• [SOURCE PASSAGE]:
################

# SQL Subqueries

SQL queries can get complex. For example, you might have been a little thrown off by the many to many join in the last lab. There, you had to join four tables. This is just the tip of the iceberg. Depending on how your database is set up, you might have to join subset views of multiple tables. When queries get complex like this, it is often useful to use the concept of subqueries to help break the problem into smaller, more digestible tasks.

In [1]:
import pandas as pd
import sqlite3

conn = sqlite3.Connection("data.sqlite")

### Substituting `JOIN` with subqueries

In [3]:
#Query of employees from USA

q = """ 
SELECT lastName,firstName,officeCode
FROM employees
  JOIN offices
  USING(officeCode)
  WHERE country = 'USA'
  ;
  """
pd.read_sql(q, conn)

Unnamed: 0,lastName,firstName,officeCode
0,Bow,Anthony,1
1,Firrelli,Jeff,1
2,Jennings,Leslie,1
3,Murphy,Diane,1
4,Patterson,Mary,1
5,Thompson,Leslie,1
6,Firrelli,Julie,2
7,Patterson,Steve,2
8,Tseng,Foon Yue,3
9,Vanauf,George,3


Another Way of using subquerries in place of the `Join` is;

In [4]:
q = """

################

• [DATASET EXCERPT]:

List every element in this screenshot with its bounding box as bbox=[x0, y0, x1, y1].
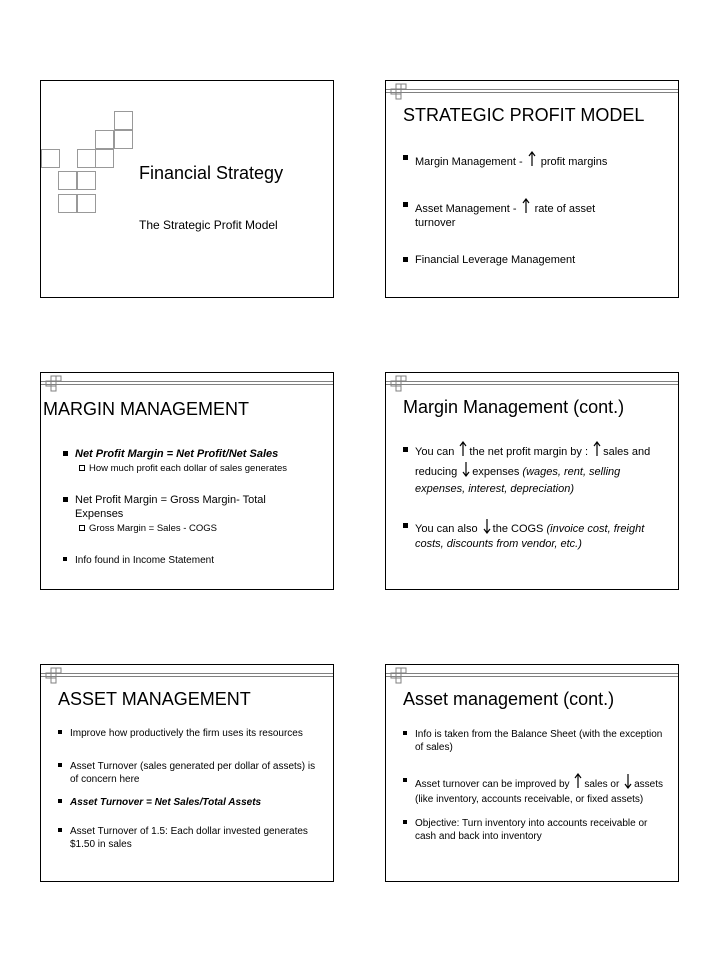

################

• [LIST OF TASKS]:
1. According to the SQL subqueries page, how many tables did the many to many join in the last lab require?
2. Extend the SQL subqueries page, picking up right after its final line.

• [RESPONSE LIST]:
1. Four tables.

2.
SELECT lastName, firstName, officeCode
FROM employees
WHERE officeCode IN (SELECT officeCode
                     FROM offices 
                     WHERE country = "USA")
;
"""
pd.read_sql(q, conn)

Unnamed: 0,lastName,firstName,officeCode
0,Murphy,Diane,1
1,Patterson,Mary,1
2,Firrelli,Jeff,1
3,Bow,Anthony,1
4,Jennings,Leslie,1
5,Thompson,Leslie,1
6,Firrelli,Julie,2
7,Patterson,Steve,2
8,Tseng,Foon Yue,3
9,Vanauf,George,3


### Subqueries for Filtering Based on an Aggregation

In [5]:
q = """
SELECT lastName, firstName, officeCode
FROM employees
WHERE officeCode IN (
    SELECT officeCode 
    FROM offices 
    JOIN employees
        USING(officeCode)
    GROUP BY 1
    HAVING COUNT(employeeNumber) >= 5
)
;
"""
pd.read_sql(q, conn)

Unnamed: 0,lastName,firstName,officeCode
0,Murphy,Diane,1
1,Patterson,Mary,1
2,Firrelli,Jeff,1
3,Bondur,Gerard,4
4,Bow,Anthony,1
5,Jennings,Leslie,1
6,Thompson,Leslie,1
7,Bondur,Loui,4
8,Hernandez,Gerard,4
9,Castillo,Pamela,4


In [6]:
q = """
SELECT AVG(customerAvgPayment) AS averagePayment
FROM (
    SELECT AVG(amount) AS customerAvgPayment
    FROM payments
    JOIN customers
        USING(customerNumber)
    GROUP BY customerNumber
)
;"""
pd.read_sql(q, conn)

Unnamed: 0,averagePayment
0,31489.754582


In [7]:
q = """
SELECT lastName, firstName, employeeNumber
FROM employees
WHERE employeeNumber IN (SELECT salesRepEmployeeNumber
                     FROM customers 
                     WHERE country = "USA")
;
"""
pd.read_sql(q, conn)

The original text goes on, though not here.